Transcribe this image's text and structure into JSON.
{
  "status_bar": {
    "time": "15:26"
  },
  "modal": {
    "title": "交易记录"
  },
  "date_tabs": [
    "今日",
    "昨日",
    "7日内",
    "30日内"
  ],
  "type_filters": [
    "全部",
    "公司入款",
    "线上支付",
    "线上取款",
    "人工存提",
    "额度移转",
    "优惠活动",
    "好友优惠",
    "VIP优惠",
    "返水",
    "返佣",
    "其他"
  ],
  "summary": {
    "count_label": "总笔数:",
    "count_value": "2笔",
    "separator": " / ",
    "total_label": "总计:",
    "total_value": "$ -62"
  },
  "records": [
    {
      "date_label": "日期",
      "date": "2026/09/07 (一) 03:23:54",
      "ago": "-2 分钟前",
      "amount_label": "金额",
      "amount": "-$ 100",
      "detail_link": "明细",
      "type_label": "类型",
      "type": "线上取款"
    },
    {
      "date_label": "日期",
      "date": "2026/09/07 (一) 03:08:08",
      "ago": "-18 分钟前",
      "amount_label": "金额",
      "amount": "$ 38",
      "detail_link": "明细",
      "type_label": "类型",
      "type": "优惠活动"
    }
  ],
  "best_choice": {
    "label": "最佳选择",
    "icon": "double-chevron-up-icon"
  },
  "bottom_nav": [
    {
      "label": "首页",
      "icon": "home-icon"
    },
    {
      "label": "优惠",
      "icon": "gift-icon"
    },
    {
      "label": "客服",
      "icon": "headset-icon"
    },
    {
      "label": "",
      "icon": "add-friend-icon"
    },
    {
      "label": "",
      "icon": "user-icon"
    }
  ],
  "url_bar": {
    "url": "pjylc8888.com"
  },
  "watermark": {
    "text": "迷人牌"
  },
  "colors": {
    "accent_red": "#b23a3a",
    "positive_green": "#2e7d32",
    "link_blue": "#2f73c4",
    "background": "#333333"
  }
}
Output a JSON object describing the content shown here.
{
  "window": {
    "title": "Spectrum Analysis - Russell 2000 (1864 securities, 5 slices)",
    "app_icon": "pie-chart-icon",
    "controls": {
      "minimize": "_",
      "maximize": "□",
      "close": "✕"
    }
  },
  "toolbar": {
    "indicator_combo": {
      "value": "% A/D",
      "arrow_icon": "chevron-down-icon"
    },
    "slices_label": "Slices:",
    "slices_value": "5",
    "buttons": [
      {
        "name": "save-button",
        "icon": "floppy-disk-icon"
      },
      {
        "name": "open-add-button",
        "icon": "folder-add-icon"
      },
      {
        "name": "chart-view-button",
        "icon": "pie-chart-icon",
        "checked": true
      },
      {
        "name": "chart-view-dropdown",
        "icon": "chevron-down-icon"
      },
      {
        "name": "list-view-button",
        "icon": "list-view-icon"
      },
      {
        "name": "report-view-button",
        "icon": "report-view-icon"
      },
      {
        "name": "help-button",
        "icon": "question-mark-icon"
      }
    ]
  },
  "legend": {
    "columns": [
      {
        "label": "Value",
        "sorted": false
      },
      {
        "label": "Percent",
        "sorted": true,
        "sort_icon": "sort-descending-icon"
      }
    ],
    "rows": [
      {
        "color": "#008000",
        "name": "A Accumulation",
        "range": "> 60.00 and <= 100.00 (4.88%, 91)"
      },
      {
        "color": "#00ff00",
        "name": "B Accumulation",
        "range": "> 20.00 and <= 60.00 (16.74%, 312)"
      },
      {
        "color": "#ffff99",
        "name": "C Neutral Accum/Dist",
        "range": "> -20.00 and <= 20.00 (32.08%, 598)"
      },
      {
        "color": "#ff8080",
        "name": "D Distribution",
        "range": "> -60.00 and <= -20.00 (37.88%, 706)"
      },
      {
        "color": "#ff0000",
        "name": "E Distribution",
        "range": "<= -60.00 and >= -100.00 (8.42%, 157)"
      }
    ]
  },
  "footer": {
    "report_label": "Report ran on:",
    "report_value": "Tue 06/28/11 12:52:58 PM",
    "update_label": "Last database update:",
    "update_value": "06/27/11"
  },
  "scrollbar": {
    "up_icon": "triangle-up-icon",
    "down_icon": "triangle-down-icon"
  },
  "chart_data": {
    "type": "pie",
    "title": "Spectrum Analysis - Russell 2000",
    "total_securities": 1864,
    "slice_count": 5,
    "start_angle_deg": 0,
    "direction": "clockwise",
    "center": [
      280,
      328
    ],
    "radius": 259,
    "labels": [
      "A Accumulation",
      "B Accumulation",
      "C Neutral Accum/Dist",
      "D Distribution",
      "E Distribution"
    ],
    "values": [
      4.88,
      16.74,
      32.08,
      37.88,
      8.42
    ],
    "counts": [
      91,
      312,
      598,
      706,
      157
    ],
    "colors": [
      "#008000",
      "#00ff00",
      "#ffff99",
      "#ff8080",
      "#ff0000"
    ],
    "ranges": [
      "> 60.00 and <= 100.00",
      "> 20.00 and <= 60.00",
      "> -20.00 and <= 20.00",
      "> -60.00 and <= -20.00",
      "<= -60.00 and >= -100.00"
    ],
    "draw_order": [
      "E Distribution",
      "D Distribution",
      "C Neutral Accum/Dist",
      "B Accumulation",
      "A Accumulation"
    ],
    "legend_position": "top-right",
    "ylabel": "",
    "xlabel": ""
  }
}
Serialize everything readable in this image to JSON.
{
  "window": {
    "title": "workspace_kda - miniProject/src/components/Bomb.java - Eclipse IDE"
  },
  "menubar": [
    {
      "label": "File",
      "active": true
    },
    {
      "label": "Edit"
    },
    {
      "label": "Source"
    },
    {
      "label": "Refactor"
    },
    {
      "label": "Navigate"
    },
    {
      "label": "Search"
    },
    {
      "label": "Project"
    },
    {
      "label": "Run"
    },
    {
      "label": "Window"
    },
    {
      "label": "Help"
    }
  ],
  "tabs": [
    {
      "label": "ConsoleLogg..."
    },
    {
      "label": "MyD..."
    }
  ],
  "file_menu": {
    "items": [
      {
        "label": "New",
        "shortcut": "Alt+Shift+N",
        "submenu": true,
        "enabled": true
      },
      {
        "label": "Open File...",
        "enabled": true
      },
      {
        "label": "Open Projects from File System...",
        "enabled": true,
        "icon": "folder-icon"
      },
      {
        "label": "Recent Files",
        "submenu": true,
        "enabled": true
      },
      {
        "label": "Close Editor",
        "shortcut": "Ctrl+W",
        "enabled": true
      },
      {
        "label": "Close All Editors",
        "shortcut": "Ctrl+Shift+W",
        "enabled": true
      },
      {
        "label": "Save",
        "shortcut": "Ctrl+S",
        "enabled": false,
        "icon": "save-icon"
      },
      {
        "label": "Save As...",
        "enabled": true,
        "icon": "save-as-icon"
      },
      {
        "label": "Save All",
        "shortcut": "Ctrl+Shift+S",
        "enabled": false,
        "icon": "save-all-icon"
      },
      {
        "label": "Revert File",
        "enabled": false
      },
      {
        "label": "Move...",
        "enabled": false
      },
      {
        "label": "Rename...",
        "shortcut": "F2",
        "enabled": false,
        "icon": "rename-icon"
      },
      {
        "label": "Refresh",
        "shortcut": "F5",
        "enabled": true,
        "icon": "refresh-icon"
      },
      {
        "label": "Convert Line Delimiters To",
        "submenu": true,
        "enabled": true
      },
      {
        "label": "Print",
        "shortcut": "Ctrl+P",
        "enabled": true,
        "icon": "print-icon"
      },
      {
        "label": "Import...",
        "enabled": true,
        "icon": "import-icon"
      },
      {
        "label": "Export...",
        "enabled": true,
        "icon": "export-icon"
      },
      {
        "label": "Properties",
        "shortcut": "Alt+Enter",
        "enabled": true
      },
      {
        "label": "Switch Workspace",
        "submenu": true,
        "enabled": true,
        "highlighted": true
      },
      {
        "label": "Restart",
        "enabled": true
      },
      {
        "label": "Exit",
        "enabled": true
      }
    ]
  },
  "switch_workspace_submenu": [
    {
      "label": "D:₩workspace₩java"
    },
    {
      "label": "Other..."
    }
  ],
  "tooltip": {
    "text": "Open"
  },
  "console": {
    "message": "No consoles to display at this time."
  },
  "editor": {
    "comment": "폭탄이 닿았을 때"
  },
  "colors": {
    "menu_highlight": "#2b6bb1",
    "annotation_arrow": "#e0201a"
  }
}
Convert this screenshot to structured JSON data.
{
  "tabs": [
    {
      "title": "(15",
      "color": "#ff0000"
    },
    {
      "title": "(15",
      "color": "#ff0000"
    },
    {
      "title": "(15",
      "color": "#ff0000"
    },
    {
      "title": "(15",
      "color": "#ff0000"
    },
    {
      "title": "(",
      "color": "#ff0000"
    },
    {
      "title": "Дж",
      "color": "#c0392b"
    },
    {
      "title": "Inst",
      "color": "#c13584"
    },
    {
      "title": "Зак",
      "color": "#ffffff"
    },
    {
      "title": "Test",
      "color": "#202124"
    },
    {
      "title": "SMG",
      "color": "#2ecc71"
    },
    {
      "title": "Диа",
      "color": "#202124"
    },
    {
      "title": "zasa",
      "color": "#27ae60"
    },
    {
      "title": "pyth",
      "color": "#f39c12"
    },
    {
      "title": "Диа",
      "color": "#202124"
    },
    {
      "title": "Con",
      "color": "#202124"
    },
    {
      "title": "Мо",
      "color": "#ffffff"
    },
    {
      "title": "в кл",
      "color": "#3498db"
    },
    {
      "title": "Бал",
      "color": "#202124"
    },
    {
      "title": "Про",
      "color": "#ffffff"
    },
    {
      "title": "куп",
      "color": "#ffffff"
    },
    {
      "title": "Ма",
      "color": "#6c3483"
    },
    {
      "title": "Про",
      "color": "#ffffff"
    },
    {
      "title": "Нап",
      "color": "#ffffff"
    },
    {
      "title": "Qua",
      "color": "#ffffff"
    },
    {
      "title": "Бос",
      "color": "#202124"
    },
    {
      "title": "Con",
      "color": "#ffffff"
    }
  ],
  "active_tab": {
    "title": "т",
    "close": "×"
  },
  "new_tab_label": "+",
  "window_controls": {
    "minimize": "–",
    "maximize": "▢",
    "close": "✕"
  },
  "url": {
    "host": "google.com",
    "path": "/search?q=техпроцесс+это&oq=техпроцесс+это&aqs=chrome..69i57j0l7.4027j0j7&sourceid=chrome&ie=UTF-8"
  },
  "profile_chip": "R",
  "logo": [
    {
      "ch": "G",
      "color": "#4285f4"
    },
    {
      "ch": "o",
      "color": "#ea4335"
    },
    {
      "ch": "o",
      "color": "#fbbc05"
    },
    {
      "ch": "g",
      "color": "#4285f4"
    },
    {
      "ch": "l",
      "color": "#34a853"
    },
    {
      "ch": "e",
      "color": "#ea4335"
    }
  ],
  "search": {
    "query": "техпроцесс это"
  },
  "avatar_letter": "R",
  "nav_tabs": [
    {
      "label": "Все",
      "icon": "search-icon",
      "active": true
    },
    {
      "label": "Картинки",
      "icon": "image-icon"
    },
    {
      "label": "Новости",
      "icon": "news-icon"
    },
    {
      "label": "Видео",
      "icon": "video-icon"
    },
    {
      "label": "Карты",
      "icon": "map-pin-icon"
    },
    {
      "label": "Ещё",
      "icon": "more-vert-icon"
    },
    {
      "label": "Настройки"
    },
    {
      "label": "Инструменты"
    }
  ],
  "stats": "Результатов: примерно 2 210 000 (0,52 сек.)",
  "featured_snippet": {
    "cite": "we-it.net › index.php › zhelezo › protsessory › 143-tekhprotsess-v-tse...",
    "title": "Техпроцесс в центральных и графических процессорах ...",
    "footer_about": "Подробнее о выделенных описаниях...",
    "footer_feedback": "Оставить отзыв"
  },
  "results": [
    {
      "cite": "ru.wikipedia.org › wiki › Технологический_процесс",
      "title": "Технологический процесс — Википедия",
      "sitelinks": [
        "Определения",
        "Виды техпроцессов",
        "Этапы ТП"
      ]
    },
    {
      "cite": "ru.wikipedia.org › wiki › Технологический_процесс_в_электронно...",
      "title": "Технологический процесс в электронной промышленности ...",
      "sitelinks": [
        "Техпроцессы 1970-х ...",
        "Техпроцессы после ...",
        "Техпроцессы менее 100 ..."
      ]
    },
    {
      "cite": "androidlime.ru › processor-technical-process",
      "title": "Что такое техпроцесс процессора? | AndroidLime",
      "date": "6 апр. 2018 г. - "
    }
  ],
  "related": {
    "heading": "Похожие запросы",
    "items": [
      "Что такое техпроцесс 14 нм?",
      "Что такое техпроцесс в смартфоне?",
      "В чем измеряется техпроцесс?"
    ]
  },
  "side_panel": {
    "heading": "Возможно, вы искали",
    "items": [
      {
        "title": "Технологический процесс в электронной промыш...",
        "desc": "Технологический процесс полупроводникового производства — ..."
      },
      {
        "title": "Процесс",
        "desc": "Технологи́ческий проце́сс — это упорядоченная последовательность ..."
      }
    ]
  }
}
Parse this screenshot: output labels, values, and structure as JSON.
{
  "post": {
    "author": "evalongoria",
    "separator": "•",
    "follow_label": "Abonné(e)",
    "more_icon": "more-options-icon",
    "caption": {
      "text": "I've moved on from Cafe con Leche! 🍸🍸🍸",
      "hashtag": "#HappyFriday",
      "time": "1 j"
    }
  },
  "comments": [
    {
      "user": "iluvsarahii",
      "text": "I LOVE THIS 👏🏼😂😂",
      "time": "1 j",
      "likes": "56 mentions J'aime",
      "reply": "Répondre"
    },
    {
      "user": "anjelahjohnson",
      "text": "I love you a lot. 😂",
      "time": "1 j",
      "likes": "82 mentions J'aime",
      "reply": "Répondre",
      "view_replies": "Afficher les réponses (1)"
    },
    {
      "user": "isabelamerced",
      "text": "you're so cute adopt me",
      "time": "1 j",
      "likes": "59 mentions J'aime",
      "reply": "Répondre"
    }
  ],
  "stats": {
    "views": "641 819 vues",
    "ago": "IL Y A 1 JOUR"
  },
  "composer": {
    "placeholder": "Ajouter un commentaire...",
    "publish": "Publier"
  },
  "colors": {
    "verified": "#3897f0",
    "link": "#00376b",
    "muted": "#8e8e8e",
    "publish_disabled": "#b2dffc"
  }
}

-.-.-

WHAT YOU WILL DO: Look through the records and count each line that holds "Distribution". Write only the total.

EXERCISE RESPONSE: 6